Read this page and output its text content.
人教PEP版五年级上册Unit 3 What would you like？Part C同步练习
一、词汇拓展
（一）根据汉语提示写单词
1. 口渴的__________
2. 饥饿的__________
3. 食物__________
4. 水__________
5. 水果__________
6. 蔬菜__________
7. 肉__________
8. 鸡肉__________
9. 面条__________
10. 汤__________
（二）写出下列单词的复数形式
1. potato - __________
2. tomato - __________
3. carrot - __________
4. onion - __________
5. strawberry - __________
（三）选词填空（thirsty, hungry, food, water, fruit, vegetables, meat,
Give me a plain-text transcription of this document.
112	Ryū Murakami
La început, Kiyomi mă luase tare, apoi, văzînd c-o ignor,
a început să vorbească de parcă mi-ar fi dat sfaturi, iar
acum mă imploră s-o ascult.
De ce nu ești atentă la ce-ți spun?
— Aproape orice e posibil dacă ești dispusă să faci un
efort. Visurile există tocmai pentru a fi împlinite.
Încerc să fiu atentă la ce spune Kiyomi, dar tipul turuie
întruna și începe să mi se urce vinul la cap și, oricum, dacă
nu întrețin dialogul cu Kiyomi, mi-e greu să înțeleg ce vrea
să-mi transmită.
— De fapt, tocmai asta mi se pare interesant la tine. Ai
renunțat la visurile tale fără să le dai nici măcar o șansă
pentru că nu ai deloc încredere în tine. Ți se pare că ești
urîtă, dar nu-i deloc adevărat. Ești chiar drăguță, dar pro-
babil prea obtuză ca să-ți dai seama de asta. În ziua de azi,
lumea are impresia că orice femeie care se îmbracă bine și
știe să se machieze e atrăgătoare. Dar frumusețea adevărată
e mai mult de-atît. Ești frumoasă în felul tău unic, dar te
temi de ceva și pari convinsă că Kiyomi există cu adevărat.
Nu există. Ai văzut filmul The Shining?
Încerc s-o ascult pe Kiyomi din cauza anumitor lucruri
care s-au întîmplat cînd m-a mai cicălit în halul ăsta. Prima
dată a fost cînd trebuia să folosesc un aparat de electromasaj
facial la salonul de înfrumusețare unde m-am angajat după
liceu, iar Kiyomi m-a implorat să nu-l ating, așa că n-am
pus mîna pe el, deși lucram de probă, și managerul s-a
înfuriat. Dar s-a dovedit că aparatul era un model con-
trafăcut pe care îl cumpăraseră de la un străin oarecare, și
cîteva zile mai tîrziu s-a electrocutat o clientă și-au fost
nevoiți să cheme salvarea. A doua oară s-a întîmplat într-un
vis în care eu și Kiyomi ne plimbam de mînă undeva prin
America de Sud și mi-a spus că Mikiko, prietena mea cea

--------

**The problem:** Extract all lines of the records above that include "ascult".

**Correct response:**
acum mă imploră s-o ascult.
Încerc s-o ascult pe Kiyomi din cauza anumitor lucruri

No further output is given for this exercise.